*Given instruction*
Below is some material; set it all down exactly, apart from the pictures.

—————

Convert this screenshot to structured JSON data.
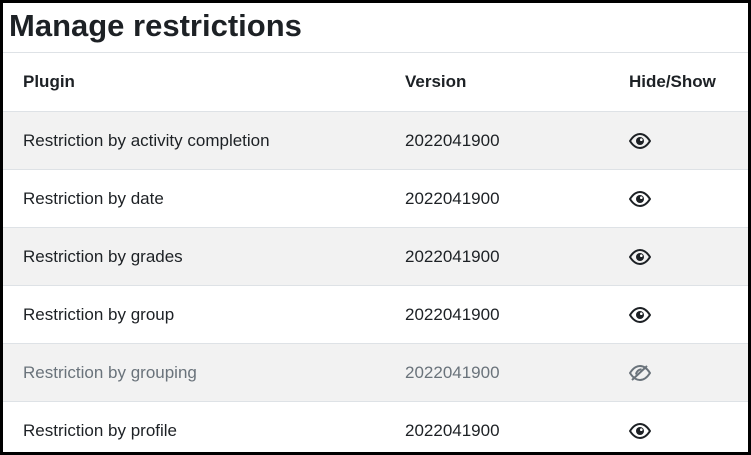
{
  "page": {
    "title": "Manage restrictions"
  },
  "table": {
    "headers": {
      "plugin": "Plugin",
      "version": "Version",
      "hide_show": "Hide/Show"
    },
    "rows": [
      {
        "name": "Restriction by activity completion",
        "version": "2022041900",
        "visibility_icon": "eye-icon",
        "enabled": true
      },
      {
        "name": "Restriction by date",
        "version": "2022041900",
        "visibility_icon": "eye-icon",
        "enabled": true
      },
      {
        "name": "Restriction by grades",
        "version": "2022041900",
        "visibility_icon": "eye-icon",
        "enabled": true
      },
      {
        "name": "Restriction by group",
        "version": "2022041900",
        "visibility_icon": "eye-icon",
        "enabled": true
      },
      {
        "name": "Restriction by grouping",
        "version": "2022041900",
        "visibility_icon": "eye-slash-icon",
        "enabled": false
      },
      {
        "name": "Restriction by profile",
        "version": "2022041900",
        "visibility_icon": "eye-icon",
        "enabled": true
      }
    ]
  },
  "colors": {
    "text": "#1d2125",
    "disabled_text": "#6a737b",
    "stripe": "#f2f2f2",
    "border": "#dee2e6"
  }
}
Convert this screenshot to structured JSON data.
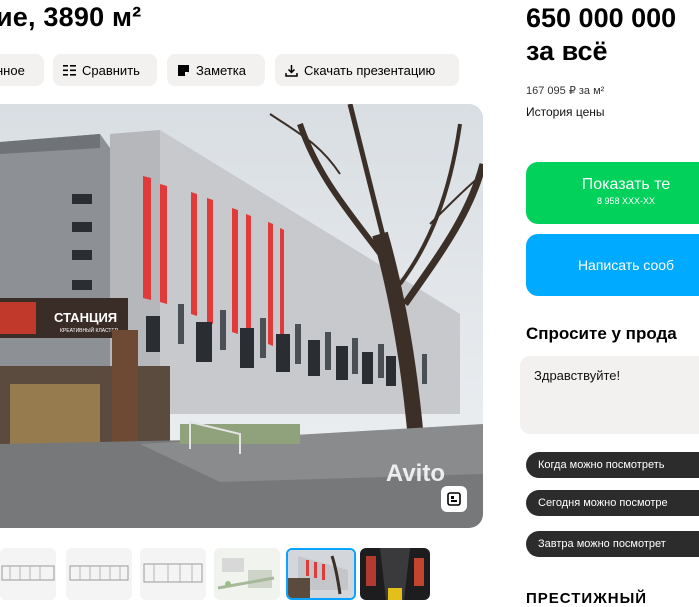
{
  "listing": {
    "title": "ие, 3890 м²"
  },
  "actions": [
    {
      "label": "нное",
      "icon": "heart-icon"
    },
    {
      "label": "Сравнить",
      "icon": "compare-icon"
    },
    {
      "label": "Заметка",
      "icon": "note-icon"
    },
    {
      "label": "Скачать презентацию",
      "icon": "download-icon"
    }
  ],
  "photo": {
    "sign_text": "СТАНЦИЯ",
    "sign_subtext": "КРЕАТИВНЫЙ КЛАСТЕР",
    "watermark": "Avito",
    "gallery_icon": "gallery-icon"
  },
  "thumbnails": [
    {
      "kind": "floor-plan"
    },
    {
      "kind": "floor-plan"
    },
    {
      "kind": "floor-plan"
    },
    {
      "kind": "site-plan"
    },
    {
      "kind": "building-photo",
      "active": true
    },
    {
      "kind": "interior-photo"
    }
  ],
  "price": {
    "line1": "650 000 000",
    "line2": "за всё",
    "per_m2": "167 095 ₽ за м²",
    "history_link": "История цены"
  },
  "contact": {
    "phone_label": "Показать те",
    "phone_number": "8 958 XXX-XX",
    "message_label": "Написать сооб"
  },
  "ask": {
    "title": "Спросите у прода",
    "message": "Здравствуйте!",
    "chips": [
      "Когда можно посмотреть",
      "Сегодня можно посмотре",
      "Завтра можно посмотрет"
    ]
  },
  "cut_heading": "ПРЕСТИЖНЫЙ",
  "colors": {
    "green": "#02d15c",
    "blue": "#00aaff",
    "chip": "#2c2c2c",
    "button_bg": "#f2f1f0"
  }
}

—————

*Answer to the problem*
Convert this screenshot to structured JSON data.
{
  "page": {
    "title": "Manage restrictions"
  },
  "table": {
    "headers": {
      "plugin": "Plugin",
      "version": "Version",
      "hide_show": "Hide/Show"
    },
    "rows": [
      {
        "name": "Restriction by activity completion",
        "version": "2022041900",
        "visibility_icon": "eye-icon",
        "enabled": true
      },
      {
        "name": "Restriction by date",
        "version": "2022041900",
        "visibility_icon": "eye-icon",
        "enabled": true
      },
      {
        "name": "Restriction by grades",
        "version": "2022041900",
        "visibility_icon": "eye-icon",
        "enabled": true
      },
      {
        "name": "Restriction by group",
        "version": "2022041900",
        "visibility_icon": "eye-icon",
        "enabled": true
      },
      {
        "name": "Restriction by grouping",
        "version": "2022041900",
        "visibility_icon": "eye-slash-icon",
        "enabled": false
      },
      {
        "name": "Restriction by profile",
        "version": "2022041900",
        "visibility_icon": "eye-icon",
        "enabled": true
      }
    ]
  },
  "colors": {
    "text": "#1d2125",
    "disabled_text": "#6a737b",
    "stripe": "#f2f2f2",
    "border": "#dee2e6"
  }
}
Convert this screenshot to structured JSON data.
{
  "listing": {
    "title": "ие, 3890 м²"
  },
  "actions": [
    {
      "label": "нное",
      "icon": "heart-icon"
    },
    {
      "label": "Сравнить",
      "icon": "compare-icon"
    },
    {
      "label": "Заметка",
      "icon": "note-icon"
    },
    {
      "label": "Скачать презентацию",
      "icon": "download-icon"
    }
  ],
  "photo": {
    "sign_text": "СТАНЦИЯ",
    "sign_subtext": "КРЕАТИВНЫЙ КЛАСТЕР",
    "watermark": "Avito",
    "gallery_icon": "gallery-icon"
  },
  "thumbnails": [
    {
      "kind": "floor-plan"
    },
    {
      "kind": "floor-plan"
    },
    {
      "kind": "floor-plan"
    },
    {
      "kind": "site-plan"
    },
    {
      "kind": "building-photo",
      "active": true
    },
    {
      "kind": "interior-photo"
    }
  ],
  "price": {
    "line1": "650 000 000",
    "line2": "за всё",
    "per_m2": "167 095 ₽ за м²",
    "history_link": "История цены"
  },
  "contact": {
    "phone_label": "Показать те",
    "phone_number": "8 958 XXX-XX",
    "message_label": "Написать сооб"
  },
  "ask": {
    "title": "Спросите у прода",
    "message": "Здравствуйте!",
    "chips": [
      "Когда можно посмотреть",
      "Сегодня можно посмотре",
      "Завтра можно посмотрет"
    ]
  },
  "cut_heading": "ПРЕСТИЖНЫЙ",
  "colors": {
    "green": "#02d15c",
    "blue": "#00aaff",
    "chip": "#2c2c2c",
    "button_bg": "#f2f1f0"
  }
}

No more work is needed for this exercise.